**Task to complete**
Copy every record below exactly.

______

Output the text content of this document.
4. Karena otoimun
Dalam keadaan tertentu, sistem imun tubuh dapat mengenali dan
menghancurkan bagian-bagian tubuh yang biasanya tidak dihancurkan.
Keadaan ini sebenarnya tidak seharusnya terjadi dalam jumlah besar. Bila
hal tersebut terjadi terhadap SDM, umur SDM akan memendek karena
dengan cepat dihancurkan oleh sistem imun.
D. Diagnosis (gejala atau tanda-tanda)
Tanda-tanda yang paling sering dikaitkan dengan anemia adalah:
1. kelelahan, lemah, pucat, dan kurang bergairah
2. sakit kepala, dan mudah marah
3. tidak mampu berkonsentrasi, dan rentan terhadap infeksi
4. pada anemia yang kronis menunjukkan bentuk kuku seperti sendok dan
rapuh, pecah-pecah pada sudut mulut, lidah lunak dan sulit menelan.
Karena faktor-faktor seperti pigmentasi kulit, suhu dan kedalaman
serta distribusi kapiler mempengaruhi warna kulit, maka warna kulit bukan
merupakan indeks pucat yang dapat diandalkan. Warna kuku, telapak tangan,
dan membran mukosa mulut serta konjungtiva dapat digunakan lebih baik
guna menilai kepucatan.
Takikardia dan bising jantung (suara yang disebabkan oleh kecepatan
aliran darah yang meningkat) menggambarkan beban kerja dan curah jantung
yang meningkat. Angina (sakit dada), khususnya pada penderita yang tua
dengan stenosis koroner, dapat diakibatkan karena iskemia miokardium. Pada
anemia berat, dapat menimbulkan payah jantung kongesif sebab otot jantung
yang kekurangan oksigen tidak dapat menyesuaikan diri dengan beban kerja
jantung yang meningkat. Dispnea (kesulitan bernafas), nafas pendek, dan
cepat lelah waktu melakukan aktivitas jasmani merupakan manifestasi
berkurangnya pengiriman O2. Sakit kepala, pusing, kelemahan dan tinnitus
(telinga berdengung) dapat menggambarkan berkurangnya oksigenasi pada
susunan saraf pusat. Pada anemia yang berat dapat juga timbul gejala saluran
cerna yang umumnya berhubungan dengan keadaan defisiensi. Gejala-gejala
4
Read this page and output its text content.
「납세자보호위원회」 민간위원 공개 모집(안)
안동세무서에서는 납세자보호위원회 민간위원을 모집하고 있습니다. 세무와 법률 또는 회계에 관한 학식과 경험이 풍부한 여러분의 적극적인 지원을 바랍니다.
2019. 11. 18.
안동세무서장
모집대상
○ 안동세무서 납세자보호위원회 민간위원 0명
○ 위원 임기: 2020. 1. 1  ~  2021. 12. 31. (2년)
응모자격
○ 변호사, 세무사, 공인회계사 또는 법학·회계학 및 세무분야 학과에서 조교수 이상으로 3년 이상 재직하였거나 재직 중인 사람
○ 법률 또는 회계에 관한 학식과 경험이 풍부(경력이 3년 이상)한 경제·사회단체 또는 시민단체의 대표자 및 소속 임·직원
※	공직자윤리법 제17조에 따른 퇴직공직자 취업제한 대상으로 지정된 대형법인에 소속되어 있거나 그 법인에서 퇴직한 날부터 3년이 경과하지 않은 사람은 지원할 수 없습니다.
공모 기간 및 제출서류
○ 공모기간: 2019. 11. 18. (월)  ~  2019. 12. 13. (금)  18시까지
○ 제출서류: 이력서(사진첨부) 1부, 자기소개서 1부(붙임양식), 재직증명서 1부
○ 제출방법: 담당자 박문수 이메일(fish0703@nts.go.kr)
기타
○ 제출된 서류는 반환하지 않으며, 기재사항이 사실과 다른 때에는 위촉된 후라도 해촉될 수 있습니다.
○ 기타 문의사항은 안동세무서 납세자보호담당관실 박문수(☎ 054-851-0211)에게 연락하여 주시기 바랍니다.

______

**Reply to the exercise**
Output the text content of this document.
4. Karena otoimun
Dalam keadaan tertentu, sistem imun tubuh dapat mengenali dan
menghancurkan bagian-bagian tubuh yang biasanya tidak dihancurkan.
Keadaan ini sebenarnya tidak seharusnya terjadi dalam jumlah besar. Bila
hal tersebut terjadi terhadap SDM, umur SDM akan memendek karena
dengan cepat dihancurkan oleh sistem imun.
D. Diagnosis (gejala atau tanda-tanda)
Tanda-tanda yang paling sering dikaitkan dengan anemia adalah:
1. kelelahan, lemah, pucat, dan kurang bergairah
2. sakit kepala, dan mudah marah
3. tidak mampu berkonsentrasi, dan rentan terhadap infeksi
4. pada anemia yang kronis menunjukkan bentuk kuku seperti sendok dan
rapuh, pecah-pecah pada sudut mulut, lidah lunak dan sulit menelan.
Karena faktor-faktor seperti pigmentasi kulit, suhu dan kedalaman
serta distribusi kapiler mempengaruhi warna kulit, maka warna kulit bukan
merupakan indeks pucat yang dapat diandalkan. Warna kuku, telapak tangan,
dan membran mukosa mulut serta konjungtiva dapat digunakan lebih baik
guna menilai kepucatan.
Takikardia dan bising jantung (suara yang disebabkan oleh kecepatan
aliran darah yang meningkat) menggambarkan beban kerja dan curah jantung
yang meningkat. Angina (sakit dada), khususnya pada penderita yang tua
dengan stenosis koroner, dapat diakibatkan karena iskemia miokardium. Pada
anemia berat, dapat menimbulkan payah jantung kongesif sebab otot jantung
yang kekurangan oksigen tidak dapat menyesuaikan diri dengan beban kerja
jantung yang meningkat. Dispnea (kesulitan bernafas), nafas pendek, dan
cepat lelah waktu melakukan aktivitas jasmani merupakan manifestasi
berkurangnya pengiriman O2. Sakit kepala, pusing, kelemahan dan tinnitus
(telinga berdengung) dapat menggambarkan berkurangnya oksigenasi pada
susunan saraf pusat. Pada anemia yang berat dapat juga timbul gejala saluran
cerna yang umumnya berhubungan dengan keadaan defisiensi. Gejala-gejala
4
Read this page and output its text content.
「납세자보호위원회」 민간위원 공개 모집(안)
안동세무서에서는 납세자보호위원회 민간위원을 모집하고 있습니다. 세무와 법률 또는 회계에 관한 학식과 경험이 풍부한 여러분의 적극적인 지원을 바랍니다.
2019. 11. 18.
안동세무서장
모집대상
○ 안동세무서 납세자보호위원회 민간위원 0명
○ 위원 임기: 2020. 1. 1  ~  2021. 12. 31. (2년)
응모자격
○ 변호사, 세무사, 공인회계사 또는 법학·회계학 및 세무분야 학과에서 조교수 이상으로 3년 이상 재직하였거나 재직 중인 사람
○ 법률 또는 회계에 관한 학식과 경험이 풍부(경력이 3년 이상)한 경제·사회단체 또는 시민단체의 대표자 및 소속 임·직원
※	공직자윤리법 제17조에 따른 퇴직공직자 취업제한 대상으로 지정된 대형법인에 소속되어 있거나 그 법인에서 퇴직한 날부터 3년이 경과하지 않은 사람은 지원할 수 없습니다.
공모 기간 및 제출서류
○ 공모기간: 2019. 11. 18. (월)  ~  2019. 12. 13. (금)  18시까지
○ 제출서류: 이력서(사진첨부) 1부, 자기소개서 1부(붙임양식), 재직증명서 1부
○ 제출방법: 담당자 박문수 이메일(fish0703@nts.go.kr)
기타
○ 제출된 서류는 반환하지 않으며, 기재사항이 사실과 다른 때에는 위촉된 후라도 해촉될 수 있습니다.
○ 기타 문의사항은 안동세무서 납세자보호담당관실 박문수(☎ 054-851-0211)에게 연락하여 주시기 바랍니다.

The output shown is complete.